**DATASET**

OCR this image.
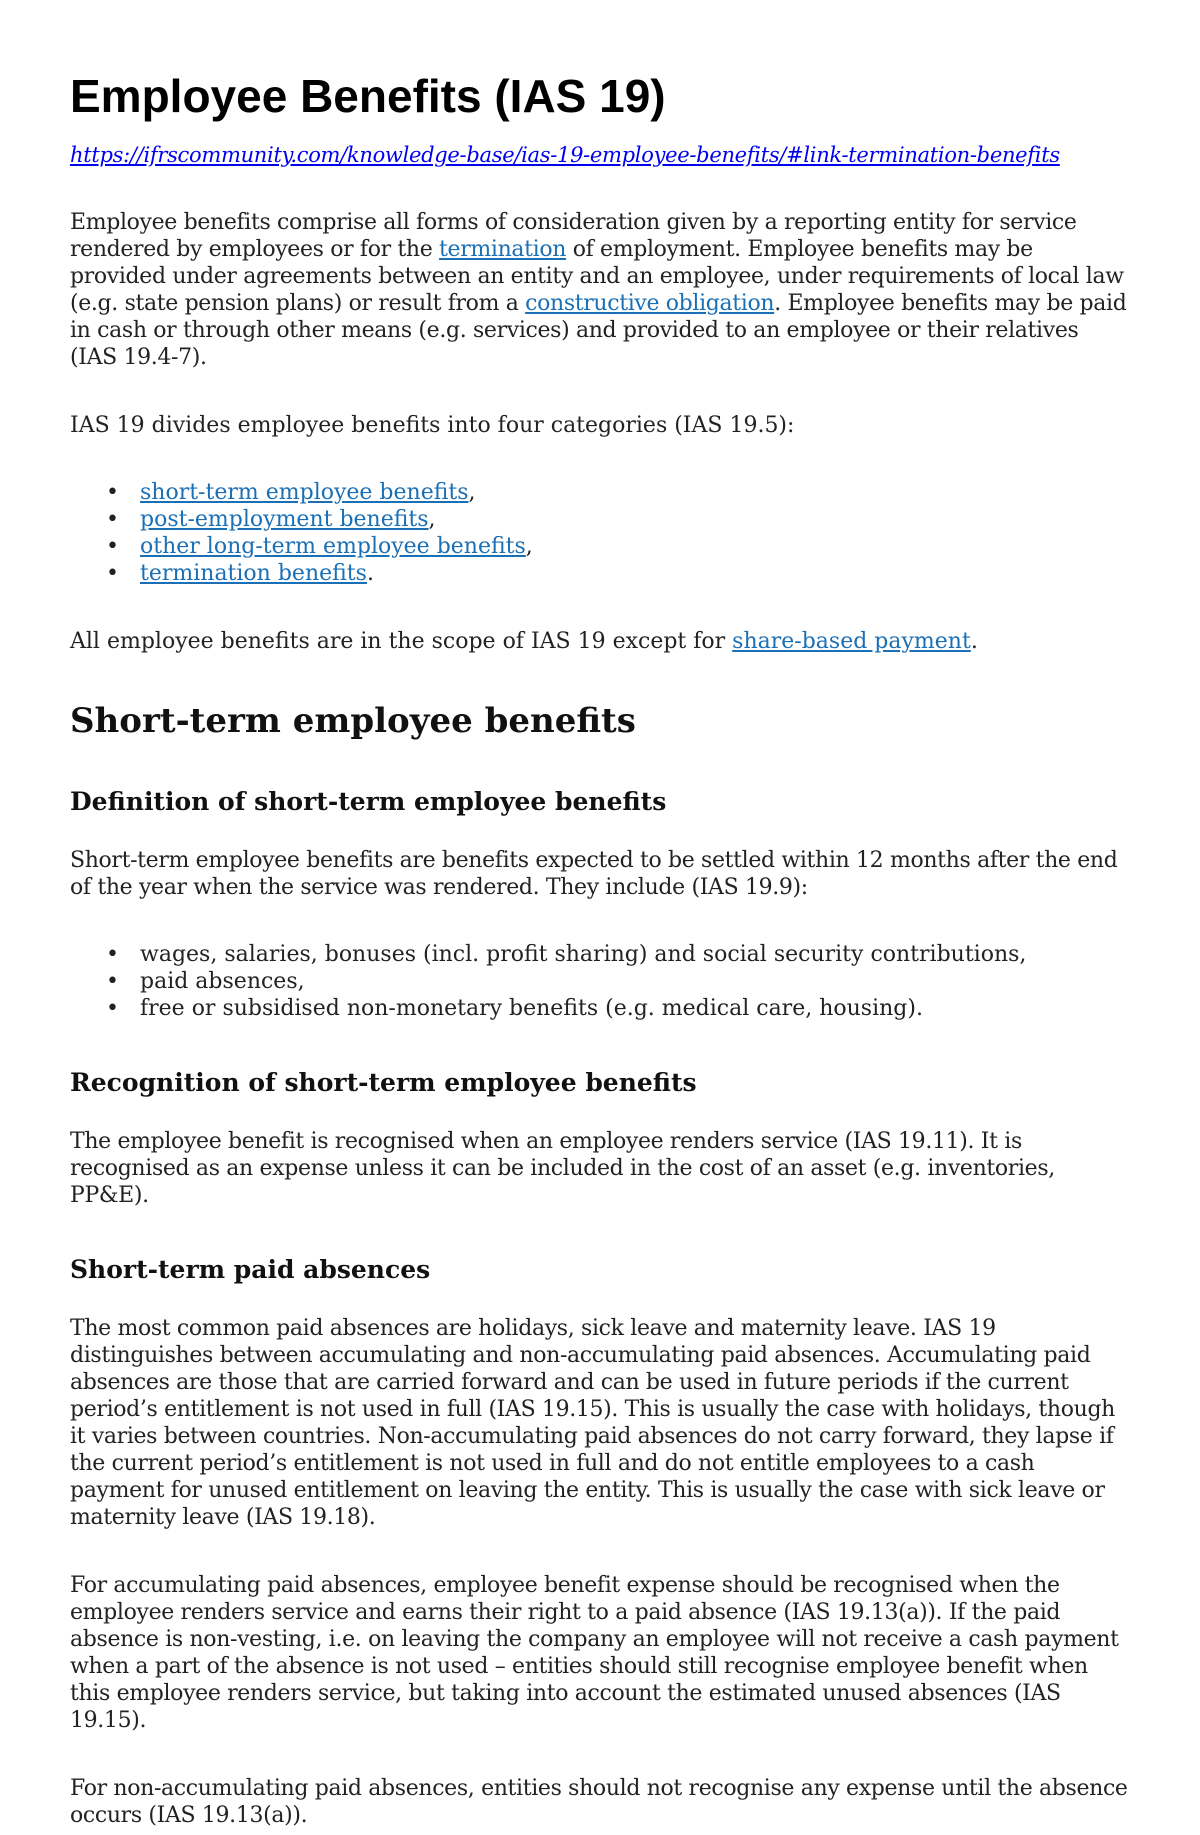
Employee Benefits (IAS 19)
https://ifrscommunity.com/knowledge-base/ias-19-employee-benefits/#link-termination-benefits

Employee benefits comprise all forms of consideration given by a reporting entity for service rendered by employees or for the termination of employment. Employee benefits may be provided under agreements between an entity and an employee, under requirements of local law (e.g. state pension plans) or result from a constructive obligation. Employee benefits may be paid in cash or through other means (e.g. services) and provided to an employee or their relatives (IAS 19.4-7).

IAS 19 divides employee benefits into four categories (IAS 19.5):

• short-term employee benefits,
• post-employment benefits,
• other long-term employee benefits,
• termination benefits.

All employee benefits are in the scope of IAS 19 except for share-based payment.

Short-term employee benefits
Definition of short-term employee benefits

Short-term employee benefits are benefits expected to be settled within 12 months after the end of the year when the service was rendered. They include (IAS 19.9):

• wages, salaries, bonuses (incl. profit sharing) and social security contributions,
• paid absences,
• free or subsidised non-monetary benefits (e.g. medical care, housing).
Recognition of short-term employee benefits

The employee benefit is recognised when an employee renders service (IAS 19.11). It is recognised as an expense unless it can be included in the cost of an asset (e.g. inventories, PP&E).

Short-term paid absences

The most common paid absences are holidays, sick leave and maternity leave. IAS 19 distinguishes between accumulating and non-accumulating paid absences. Accumulating paid absences are those that are carried forward and can be used in future periods if the current period’s entitlement is not used in full (IAS 19.15). This is usually the case with holidays, though it varies between countries. Non-accumulating paid absences do not carry forward, they lapse if the current period’s entitlement is not used in full and do not entitle employees to a cash payment for unused entitlement on leaving the entity. This is usually the case with sick leave or maternity leave (IAS 19.18).

For accumulating paid absences, employee benefit expense should be recognised when the employee renders service and earns their right to a paid absence (IAS 19.13(a)). If the paid absence is non-vesting, i.e. on leaving the company an employee will not receive a cash payment when a part of the absence is not used – entities should still recognise employee benefit when this employee renders service, but taking into account the estimated unused absences (IAS 19.15).

For non-accumulating paid absences, entities should not recognise any expense until the absence occurs (IAS 19.13(a)).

**YOUR GOAL**
Copy the listing in full and without alteration, omitting every picture.

**RESULT**
OCR this image.
Employee Benefits (IAS 19)
https://ifrscommunity.com/knowledge-base/ias-19-employee-benefits/#link-termination-benefits

Employee benefits comprise all forms of consideration given by a reporting entity for service rendered by employees or for the termination of employment. Employee benefits may be provided under agreements between an entity and an employee, under requirements of local law (e.g. state pension plans) or result from a constructive obligation. Employee benefits may be paid in cash or through other means (e.g. services) and provided to an employee or their relatives (IAS 19.4-7).

IAS 19 divides employee benefits into four categories (IAS 19.5):

• short-term employee benefits,
• post-employment benefits,
• other long-term employee benefits,
• termination benefits.

All employee benefits are in the scope of IAS 19 except for share-based payment.

Short-term employee benefits
Definition of short-term employee benefits

Short-term employee benefits are benefits expected to be settled within 12 months after the end of the year when the service was rendered. They include (IAS 19.9):

• wages, salaries, bonuses (incl. profit sharing) and social security contributions,
• paid absences,
• free or subsidised non-monetary benefits (e.g. medical care, housing).
Recognition of short-term employee benefits

The employee benefit is recognised when an employee renders service (IAS 19.11). It is recognised as an expense unless it can be included in the cost of an asset (e.g. inventories, PP&E).

Short-term paid absences

The most common paid absences are holidays, sick leave and maternity leave. IAS 19 distinguishes between accumulating and non-accumulating paid absences. Accumulating paid absences are those that are carried forward and can be used in future periods if the current period’s entitlement is not used in full (IAS 19.15). This is usually the case with holidays, though it varies between countries. Non-accumulating paid absences do not carry forward, they lapse if the current period’s entitlement is not used in full and do not entitle employees to a cash payment for unused entitlement on leaving the entity. This is usually the case with sick leave or maternity leave (IAS 19.18).

For accumulating paid absences, employee benefit expense should be recognised when the employee renders service and earns their right to a paid absence (IAS 19.13(a)). If the paid absence is non-vesting, i.e. on leaving the company an employee will not receive a cash payment when a part of the absence is not used – entities should still recognise employee benefit when this employee renders service, but taking into account the estimated unused absences (IAS 19.15).

For non-accumulating paid absences, entities should not recognise any expense until the absence occurs (IAS 19.13(a)).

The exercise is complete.